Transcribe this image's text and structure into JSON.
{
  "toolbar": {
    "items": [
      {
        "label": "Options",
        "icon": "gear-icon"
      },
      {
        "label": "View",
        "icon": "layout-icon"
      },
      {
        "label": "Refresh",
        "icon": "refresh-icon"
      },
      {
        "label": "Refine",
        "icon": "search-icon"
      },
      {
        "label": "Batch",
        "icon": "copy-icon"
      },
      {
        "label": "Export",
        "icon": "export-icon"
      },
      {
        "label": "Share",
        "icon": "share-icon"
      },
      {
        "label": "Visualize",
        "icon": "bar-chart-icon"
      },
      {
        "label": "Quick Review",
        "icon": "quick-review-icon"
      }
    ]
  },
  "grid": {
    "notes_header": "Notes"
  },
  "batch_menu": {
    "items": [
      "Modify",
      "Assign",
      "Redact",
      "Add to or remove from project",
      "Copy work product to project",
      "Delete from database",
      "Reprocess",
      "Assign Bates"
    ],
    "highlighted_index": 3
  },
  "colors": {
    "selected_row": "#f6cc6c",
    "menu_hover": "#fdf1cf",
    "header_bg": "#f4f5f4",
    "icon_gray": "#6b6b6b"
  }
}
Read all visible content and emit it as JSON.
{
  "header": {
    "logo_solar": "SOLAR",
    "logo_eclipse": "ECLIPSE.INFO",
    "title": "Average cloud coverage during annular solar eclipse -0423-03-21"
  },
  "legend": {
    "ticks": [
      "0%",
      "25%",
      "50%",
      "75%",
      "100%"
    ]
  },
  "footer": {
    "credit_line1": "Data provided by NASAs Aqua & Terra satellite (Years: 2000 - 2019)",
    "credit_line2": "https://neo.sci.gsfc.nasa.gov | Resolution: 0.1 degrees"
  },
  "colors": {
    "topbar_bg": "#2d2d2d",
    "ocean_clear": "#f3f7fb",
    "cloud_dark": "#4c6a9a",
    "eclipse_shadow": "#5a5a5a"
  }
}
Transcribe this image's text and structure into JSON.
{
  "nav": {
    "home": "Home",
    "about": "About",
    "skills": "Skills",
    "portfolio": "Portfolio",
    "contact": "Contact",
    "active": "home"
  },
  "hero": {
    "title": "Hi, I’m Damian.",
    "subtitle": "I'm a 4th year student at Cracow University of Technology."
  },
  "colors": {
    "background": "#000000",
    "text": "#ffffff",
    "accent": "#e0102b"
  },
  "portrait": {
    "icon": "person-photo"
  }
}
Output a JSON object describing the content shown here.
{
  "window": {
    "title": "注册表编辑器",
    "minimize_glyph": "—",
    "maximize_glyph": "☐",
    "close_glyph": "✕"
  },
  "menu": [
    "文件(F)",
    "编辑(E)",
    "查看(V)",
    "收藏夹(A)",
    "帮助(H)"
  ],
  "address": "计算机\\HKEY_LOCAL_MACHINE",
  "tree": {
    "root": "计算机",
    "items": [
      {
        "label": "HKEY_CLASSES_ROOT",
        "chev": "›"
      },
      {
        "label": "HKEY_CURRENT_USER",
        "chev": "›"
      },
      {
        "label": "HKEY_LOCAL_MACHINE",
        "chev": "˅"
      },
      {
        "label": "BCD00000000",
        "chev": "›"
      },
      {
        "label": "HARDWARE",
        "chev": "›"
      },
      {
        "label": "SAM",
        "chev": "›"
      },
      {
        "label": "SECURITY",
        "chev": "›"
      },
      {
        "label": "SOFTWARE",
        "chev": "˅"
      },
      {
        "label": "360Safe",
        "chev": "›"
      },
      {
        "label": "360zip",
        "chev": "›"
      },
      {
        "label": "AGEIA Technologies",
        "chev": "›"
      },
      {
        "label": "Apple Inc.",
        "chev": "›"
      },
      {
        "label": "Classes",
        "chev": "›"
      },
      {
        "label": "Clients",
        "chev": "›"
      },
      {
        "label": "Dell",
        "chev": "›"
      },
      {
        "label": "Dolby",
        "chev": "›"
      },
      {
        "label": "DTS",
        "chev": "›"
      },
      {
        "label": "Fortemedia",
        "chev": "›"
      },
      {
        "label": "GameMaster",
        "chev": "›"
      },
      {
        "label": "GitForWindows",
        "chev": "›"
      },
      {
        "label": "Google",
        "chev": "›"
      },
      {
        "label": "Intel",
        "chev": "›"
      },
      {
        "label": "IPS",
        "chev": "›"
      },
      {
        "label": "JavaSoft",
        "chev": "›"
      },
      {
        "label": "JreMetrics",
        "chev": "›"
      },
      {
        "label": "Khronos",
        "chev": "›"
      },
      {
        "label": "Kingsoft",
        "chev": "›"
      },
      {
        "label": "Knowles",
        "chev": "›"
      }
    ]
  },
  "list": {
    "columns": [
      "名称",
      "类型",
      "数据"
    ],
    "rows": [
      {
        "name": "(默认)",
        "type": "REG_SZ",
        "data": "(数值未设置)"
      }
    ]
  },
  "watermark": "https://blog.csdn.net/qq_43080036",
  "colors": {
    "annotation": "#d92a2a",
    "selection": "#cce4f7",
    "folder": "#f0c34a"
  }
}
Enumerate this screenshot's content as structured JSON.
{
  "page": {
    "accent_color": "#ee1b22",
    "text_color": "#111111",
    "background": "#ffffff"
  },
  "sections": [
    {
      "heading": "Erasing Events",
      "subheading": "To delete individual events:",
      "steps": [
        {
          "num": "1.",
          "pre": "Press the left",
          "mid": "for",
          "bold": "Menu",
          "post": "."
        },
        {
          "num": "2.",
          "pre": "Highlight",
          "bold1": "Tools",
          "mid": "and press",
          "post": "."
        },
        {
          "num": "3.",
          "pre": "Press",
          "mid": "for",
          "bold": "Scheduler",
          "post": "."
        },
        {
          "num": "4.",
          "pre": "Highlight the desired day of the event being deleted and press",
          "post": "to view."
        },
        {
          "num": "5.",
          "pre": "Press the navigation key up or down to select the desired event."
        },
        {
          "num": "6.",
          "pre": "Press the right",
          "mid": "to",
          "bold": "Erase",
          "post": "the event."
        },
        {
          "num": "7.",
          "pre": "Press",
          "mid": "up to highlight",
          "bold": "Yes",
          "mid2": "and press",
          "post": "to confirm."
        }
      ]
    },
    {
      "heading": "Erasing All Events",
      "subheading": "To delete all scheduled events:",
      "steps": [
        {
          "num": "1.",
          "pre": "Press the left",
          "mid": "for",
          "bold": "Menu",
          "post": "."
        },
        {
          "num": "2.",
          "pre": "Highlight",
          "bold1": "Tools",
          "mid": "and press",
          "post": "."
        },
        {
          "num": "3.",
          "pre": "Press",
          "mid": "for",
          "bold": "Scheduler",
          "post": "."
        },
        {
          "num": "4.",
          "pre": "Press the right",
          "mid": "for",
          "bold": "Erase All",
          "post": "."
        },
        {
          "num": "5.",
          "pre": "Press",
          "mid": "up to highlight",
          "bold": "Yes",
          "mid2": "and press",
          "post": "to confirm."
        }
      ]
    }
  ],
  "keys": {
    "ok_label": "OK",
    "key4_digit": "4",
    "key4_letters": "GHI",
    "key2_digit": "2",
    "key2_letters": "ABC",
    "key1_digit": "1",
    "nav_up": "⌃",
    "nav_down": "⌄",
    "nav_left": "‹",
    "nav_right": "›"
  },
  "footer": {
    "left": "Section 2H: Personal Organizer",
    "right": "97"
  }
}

────────────────────

→ **Given instruction**: Write out every record shown above, word for word.

→ **Written answer**:
Transcribe this image's text and structure into JSON.
{
  "toolbar": {
    "items": [
      {
        "label": "Options",
        "icon": "gear-icon"
      },
      {
        "label": "View",
        "icon": "layout-icon"
      },
      {
        "label": "Refresh",
        "icon": "refresh-icon"
      },
      {
        "label": "Refine",
        "icon": "search-icon"
      },
      {
        "label": "Batch",
        "icon": "copy-icon"
      },
      {
        "label": "Export",
        "icon": "export-icon"
      },
      {
        "label": "Share",
        "icon": "share-icon"
      },
      {
        "label": "Visualize",
        "icon": "bar-chart-icon"
      },
      {
        "label": "Quick Review",
        "icon": "quick-review-icon"
      }
    ]
  },
  "grid": {
    "notes_header": "Notes"
  },
  "batch_menu": {
    "items": [
      "Modify",
      "Assign",
      "Redact",
      "Add to or remove from project",
      "Copy work product to project",
      "Delete from database",
      "Reprocess",
      "Assign Bates"
    ],
    "highlighted_index": 3
  },
  "colors": {
    "selected_row": "#f6cc6c",
    "menu_hover": "#fdf1cf",
    "header_bg": "#f4f5f4",
    "icon_gray": "#6b6b6b"
  }
}
Read all visible content and emit it as JSON.
{
  "header": {
    "logo_solar": "SOLAR",
    "logo_eclipse": "ECLIPSE.INFO",
    "title": "Average cloud coverage during annular solar eclipse -0423-03-21"
  },
  "legend": {
    "ticks": [
      "0%",
      "25%",
      "50%",
      "75%",
      "100%"
    ]
  },
  "footer": {
    "credit_line1": "Data provided by NASAs Aqua & Terra satellite (Years: 2000 - 2019)",
    "credit_line2": "https://neo.sci.gsfc.nasa.gov | Resolution: 0.1 degrees"
  },
  "colors": {
    "topbar_bg": "#2d2d2d",
    "ocean_clear": "#f3f7fb",
    "cloud_dark": "#4c6a9a",
    "eclipse_shadow": "#5a5a5a"
  }
}
Transcribe this image's text and structure into JSON.
{
  "nav": {
    "home": "Home",
    "about": "About",
    "skills": "Skills",
    "portfolio": "Portfolio",
    "contact": "Contact",
    "active": "home"
  },
  "hero": {
    "title": "Hi, I’m Damian.",
    "subtitle": "I'm a 4th year student at Cracow University of Technology."
  },
  "colors": {
    "background": "#000000",
    "text": "#ffffff",
    "accent": "#e0102b"
  },
  "portrait": {
    "icon": "person-photo"
  }
}
Output a JSON object describing the content shown here.
{
  "window": {
    "title": "注册表编辑器",
    "minimize_glyph": "—",
    "maximize_glyph": "☐",
    "close_glyph": "✕"
  },
  "menu": [
    "文件(F)",
    "编辑(E)",
    "查看(V)",
    "收藏夹(A)",
    "帮助(H)"
  ],
  "address": "计算机\\HKEY_LOCAL_MACHINE",
  "tree": {
    "root": "计算机",
    "items": [
      {
        "label": "HKEY_CLASSES_ROOT",
        "chev": "›"
      },
      {
        "label": "HKEY_CURRENT_USER",
        "chev": "›"
      },
      {
        "label": "HKEY_LOCAL_MACHINE",
        "chev": "˅"
      },
      {
        "label": "BCD00000000",
        "chev": "›"
      },
      {
        "label": "HARDWARE",
        "chev": "›"
      },
      {
        "label": "SAM",
        "chev": "›"
      },
      {
        "label": "SECURITY",
        "chev": "›"
      },
      {
        "label": "SOFTWARE",
        "chev": "˅"
      },
      {
        "label": "360Safe",
        "chev": "›"
      },
      {
        "label": "360zip",
        "chev": "›"
      },
      {
        "label": "AGEIA Technologies",
        "chev": "›"
      },
      {
        "label": "Apple Inc.",
        "chev": "›"
      },
      {
        "label": "Classes",
        "chev": "›"
      },
      {
        "label": "Clients",
        "chev": "›"
      },
      {
        "label": "Dell",
        "chev": "›"
      },
      {
        "label": "Dolby",
        "chev": "›"
      },
      {
        "label": "DTS",
        "chev": "›"
      },
      {
        "label": "Fortemedia",
        "chev": "›"
      },
      {
        "label": "GameMaster",
        "chev": "›"
      },
      {
        "label": "GitForWindows",
        "chev": "›"
      },
      {
        "label": "Google",
        "chev": "›"
      },
      {
        "label": "Intel",
        "chev": "›"
      },
      {
        "label": "IPS",
        "chev": "›"
      },
      {
        "label": "JavaSoft",
        "chev": "›"
      },
      {
        "label": "JreMetrics",
        "chev": "›"
      },
      {
        "label": "Khronos",
        "chev": "›"
      },
      {
        "label": "Kingsoft",
        "chev": "›"
      },
      {
        "label": "Knowles",
        "chev": "›"
      }
    ]
  },
  "list": {
    "columns": [
      "名称",
      "类型",
      "数据"
    ],
    "rows": [
      {
        "name": "(默认)",
        "type": "REG_SZ",
        "data": "(数值未设置)"
      }
    ]
  },
  "watermark": "https://blog.csdn.net/qq_43080036",
  "colors": {
    "annotation": "#d92a2a",
    "selection": "#cce4f7",
    "folder": "#f0c34a"
  }
}
Enumerate this screenshot's content as structured JSON.
{
  "page": {
    "accent_color": "#ee1b22",
    "text_color": "#111111",
    "background": "#ffffff"
  },
  "sections": [
    {
      "heading": "Erasing Events",
      "subheading": "To delete individual events:",
      "steps": [
        {
          "num": "1.",
          "pre": "Press the left",
          "mid": "for",
          "bold": "Menu",
          "post": "."
        },
        {
          "num": "2.",
          "pre": "Highlight",
          "bold1": "Tools",
          "mid": "and press",
          "post": "."
        },
        {
          "num": "3.",
          "pre": "Press",
          "mid": "for",
          "bold": "Scheduler",
          "post": "."
        },
        {
          "num": "4.",
          "pre": "Highlight the desired day of the event being deleted and press",
          "post": "to view."
        },
        {
          "num": "5.",
          "pre": "Press the navigation key up or down to select the desired event."
        },
        {
          "num": "6.",
          "pre": "Press the right",
          "mid": "to",
          "bold": "Erase",
          "post": "the event."
        },
        {
          "num": "7.",
          "pre": "Press",
          "mid": "up to highlight",
          "bold": "Yes",
          "mid2": "and press",
          "post": "to confirm."
        }
      ]
    },
    {
      "heading": "Erasing All Events",
      "subheading": "To delete all scheduled events:",
      "steps": [
        {
          "num": "1.",
          "pre": "Press the left",
          "mid": "for",
          "bold": "Menu",
          "post": "."
        },
        {
          "num": "2.",
          "pre": "Highlight",
          "bold1": "Tools",
          "mid": "and press",
          "post": "."
        },
        {
          "num": "3.",
          "pre": "Press",
          "mid": "for",
          "bold": "Scheduler",
          "post": "."
        },
        {
          "num": "4.",
          "pre": "Press the right",
          "mid": "for",
          "bold": "Erase All",
          "post": "."
        },
        {
          "num": "5.",
          "pre": "Press",
          "mid": "up to highlight",
          "bold": "Yes",
          "mid2": "and press",
          "post": "to confirm."
        }
      ]
    }
  ],
  "keys": {
    "ok_label": "OK",
    "key4_digit": "4",
    "key4_letters": "GHI",
    "key2_digit": "2",
    "key2_letters": "ABC",
    "key1_digit": "1",
    "nav_up": "⌃",
    "nav_down": "⌄",
    "nav_left": "‹",
    "nav_right": "›"
  },
  "footer": {
    "left": "Section 2H: Personal Organizer",
    "right": "97"
  }
}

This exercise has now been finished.